What to do =>
Below is a listing; copy all of it exactly.

**** Data provided

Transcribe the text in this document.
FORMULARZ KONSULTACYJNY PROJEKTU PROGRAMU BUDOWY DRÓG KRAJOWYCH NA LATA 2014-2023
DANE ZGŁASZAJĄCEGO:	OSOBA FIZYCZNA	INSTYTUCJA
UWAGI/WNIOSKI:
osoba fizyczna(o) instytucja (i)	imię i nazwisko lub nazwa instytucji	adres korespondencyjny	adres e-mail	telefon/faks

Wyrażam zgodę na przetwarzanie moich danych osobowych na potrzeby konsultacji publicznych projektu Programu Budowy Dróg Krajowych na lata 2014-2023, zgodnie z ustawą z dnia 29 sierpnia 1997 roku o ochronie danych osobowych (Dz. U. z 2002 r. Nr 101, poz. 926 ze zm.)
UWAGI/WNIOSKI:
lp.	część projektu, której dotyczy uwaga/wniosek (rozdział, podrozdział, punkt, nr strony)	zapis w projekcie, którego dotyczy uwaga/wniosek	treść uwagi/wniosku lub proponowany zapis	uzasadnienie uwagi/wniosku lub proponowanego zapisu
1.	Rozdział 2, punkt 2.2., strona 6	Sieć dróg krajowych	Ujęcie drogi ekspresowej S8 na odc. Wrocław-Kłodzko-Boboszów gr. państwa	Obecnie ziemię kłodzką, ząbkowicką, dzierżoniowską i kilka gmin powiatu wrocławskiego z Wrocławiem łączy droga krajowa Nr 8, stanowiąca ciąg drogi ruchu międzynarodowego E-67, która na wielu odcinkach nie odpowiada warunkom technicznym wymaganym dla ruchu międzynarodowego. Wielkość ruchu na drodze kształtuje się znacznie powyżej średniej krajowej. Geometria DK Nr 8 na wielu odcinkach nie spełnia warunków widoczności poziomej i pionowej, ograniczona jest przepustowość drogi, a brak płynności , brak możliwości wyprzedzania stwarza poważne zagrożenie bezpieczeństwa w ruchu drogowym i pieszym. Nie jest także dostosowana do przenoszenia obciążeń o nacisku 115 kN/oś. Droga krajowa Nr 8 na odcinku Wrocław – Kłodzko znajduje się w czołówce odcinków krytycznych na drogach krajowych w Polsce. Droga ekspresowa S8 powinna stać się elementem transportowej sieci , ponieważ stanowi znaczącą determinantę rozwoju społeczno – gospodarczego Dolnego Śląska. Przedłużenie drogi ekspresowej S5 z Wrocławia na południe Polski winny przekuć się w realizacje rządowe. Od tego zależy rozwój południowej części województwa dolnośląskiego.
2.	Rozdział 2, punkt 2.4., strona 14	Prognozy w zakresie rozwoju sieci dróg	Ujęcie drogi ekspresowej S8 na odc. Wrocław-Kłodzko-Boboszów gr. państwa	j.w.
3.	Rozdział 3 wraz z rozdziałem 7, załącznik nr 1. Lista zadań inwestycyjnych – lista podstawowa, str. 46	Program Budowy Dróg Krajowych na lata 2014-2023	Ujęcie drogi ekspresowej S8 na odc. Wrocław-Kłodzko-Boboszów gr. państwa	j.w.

********

Result below =>
Transcribe the text in this document.
FORMULARZ KONSULTACYJNY PROJEKTU PROGRAMU BUDOWY DRÓG KRAJOWYCH NA LATA 2014-2023
DANE ZGŁASZAJĄCEGO:	OSOBA FIZYCZNA	INSTYTUCJA
UWAGI/WNIOSKI:
osoba fizyczna(o) instytucja (i)	imię i nazwisko lub nazwa instytucji	adres korespondencyjny	adres e-mail	telefon/faks

Wyrażam zgodę na przetwarzanie moich danych osobowych na potrzeby konsultacji publicznych projektu Programu Budowy Dróg Krajowych na lata 2014-2023, zgodnie z ustawą z dnia 29 sierpnia 1997 roku o ochronie danych osobowych (Dz. U. z 2002 r. Nr 101, poz. 926 ze zm.)
UWAGI/WNIOSKI:
lp.	część projektu, której dotyczy uwaga/wniosek (rozdział, podrozdział, punkt, nr strony)	zapis w projekcie, którego dotyczy uwaga/wniosek	treść uwagi/wniosku lub proponowany zapis	uzasadnienie uwagi/wniosku lub proponowanego zapisu
1.	Rozdział 2, punkt 2.2., strona 6	Sieć dróg krajowych	Ujęcie drogi ekspresowej S8 na odc. Wrocław-Kłodzko-Boboszów gr. państwa	Obecnie ziemię kłodzką, ząbkowicką, dzierżoniowską i kilka gmin powiatu wrocławskiego z Wrocławiem łączy droga krajowa Nr 8, stanowiąca ciąg drogi ruchu międzynarodowego E-67, która na wielu odcinkach nie odpowiada warunkom technicznym wymaganym dla ruchu międzynarodowego. Wielkość ruchu na drodze kształtuje się znacznie powyżej średniej krajowej. Geometria DK Nr 8 na wielu odcinkach nie spełnia warunków widoczności poziomej i pionowej, ograniczona jest przepustowość drogi, a brak płynności , brak możliwości wyprzedzania stwarza poważne zagrożenie bezpieczeństwa w ruchu drogowym i pieszym. Nie jest także dostosowana do przenoszenia obciążeń o nacisku 115 kN/oś. Droga krajowa Nr 8 na odcinku Wrocław – Kłodzko znajduje się w czołówce odcinków krytycznych na drogach krajowych w Polsce. Droga ekspresowa S8 powinna stać się elementem transportowej sieci , ponieważ stanowi znaczącą determinantę rozwoju społeczno – gospodarczego Dolnego Śląska. Przedłużenie drogi ekspresowej S5 z Wrocławia na południe Polski winny przekuć się w realizacje rządowe. Od tego zależy rozwój południowej części województwa dolnośląskiego.
2.	Rozdział 2, punkt 2.4., strona 14	Prognozy w zakresie rozwoju sieci dróg	Ujęcie drogi ekspresowej S8 na odc. Wrocław-Kłodzko-Boboszów gr. państwa	j.w.
3.	Rozdział 3 wraz z rozdziałem 7, załącznik nr 1. Lista zadań inwestycyjnych – lista podstawowa, str. 46	Program Budowy Dróg Krajowych na lata 2014-2023	Ujęcie drogi ekspresowej S8 na odc. Wrocław-Kłodzko-Boboszów gr. państwa	j.w.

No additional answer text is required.